Given passage>
************
The BJP-led government has plans to adjust both elements of acquisition price. It apparently wishes to make the definition of project-affected people more stringent, so that fewer non-owners are eligible for compensation and R&R. But the new government’s real target seems to be the indirect costs of acquisition. It is considering a series of amendments to lower these indirect costs — by partially or wholly eliminating the social impact assessment element, eliminating project categories that would need to be given “consent” by the project-affected people, reducing the share that would need to provide “consent” (from 70-80 to 50 per cent), and so on.
Some of these ideas are useful, notably to reduce the use of social impact assessments by setting reasonable triggers. The trigger should use population rather than acreage thresholds. Some ideas are trivial, especially those that tinker with the “consent” threshold. It is more important to devise a just and speedy referendum mechanism (which remains opaque even now) than to play with these percentages. Some ideas are unjust and unwise, especially those that seek to avoid compensating livelihood losers or giving them voice.
There are many serious problems with the LARR, so serious that I have argued that it cannot be implemented, and that it is likely to lead to the end of eminent domain. Some of the problems do indeed arise from the indirect costs of acquisition, but the deepest problem comes from the direct or cash cost. And the most significant of these is the doubling of the price of urban land.
************
Recorded data>

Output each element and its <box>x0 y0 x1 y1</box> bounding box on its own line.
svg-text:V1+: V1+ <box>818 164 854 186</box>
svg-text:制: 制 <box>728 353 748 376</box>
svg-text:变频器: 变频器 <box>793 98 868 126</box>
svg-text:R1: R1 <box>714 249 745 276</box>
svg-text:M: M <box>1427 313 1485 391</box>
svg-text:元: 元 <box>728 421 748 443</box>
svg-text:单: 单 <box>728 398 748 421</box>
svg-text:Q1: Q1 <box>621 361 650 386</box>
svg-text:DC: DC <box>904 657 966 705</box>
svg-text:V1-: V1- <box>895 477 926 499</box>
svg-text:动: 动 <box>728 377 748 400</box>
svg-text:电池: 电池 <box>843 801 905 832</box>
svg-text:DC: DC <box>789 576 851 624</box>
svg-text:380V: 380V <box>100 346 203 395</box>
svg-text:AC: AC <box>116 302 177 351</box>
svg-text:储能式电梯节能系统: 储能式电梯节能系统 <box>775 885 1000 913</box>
************
Task A> Write out the passage on land acquisition word for word, from "Some of these" to "giving them voice.".
Task B> List each amendment that the land acquisition passage names as being considered to lower the indirect costs of acquisition.

Solution A>
Some of these ideas are useful, notably to reduce the use of social impact assessments by setting reasonable triggers. The trigger should use population rather than acreage thresholds. Some ideas are trivial, especially those that tinker with the “consent” threshold. It is more important to devise a just and speedy referendum mechanism (which remains opaque even now) than to play with these percentages. Some ideas are unjust and unwise, especially those that seek to avoid compensating livelihood losers or giving them voice.

Solution B>
- Partially or wholly eliminating the social impact assessment element
- Eliminating project categories that would need to be given "consent" by the project-affected people
- Reducing the share that would need to provide "consent" (from 70-80 to 50 per cent)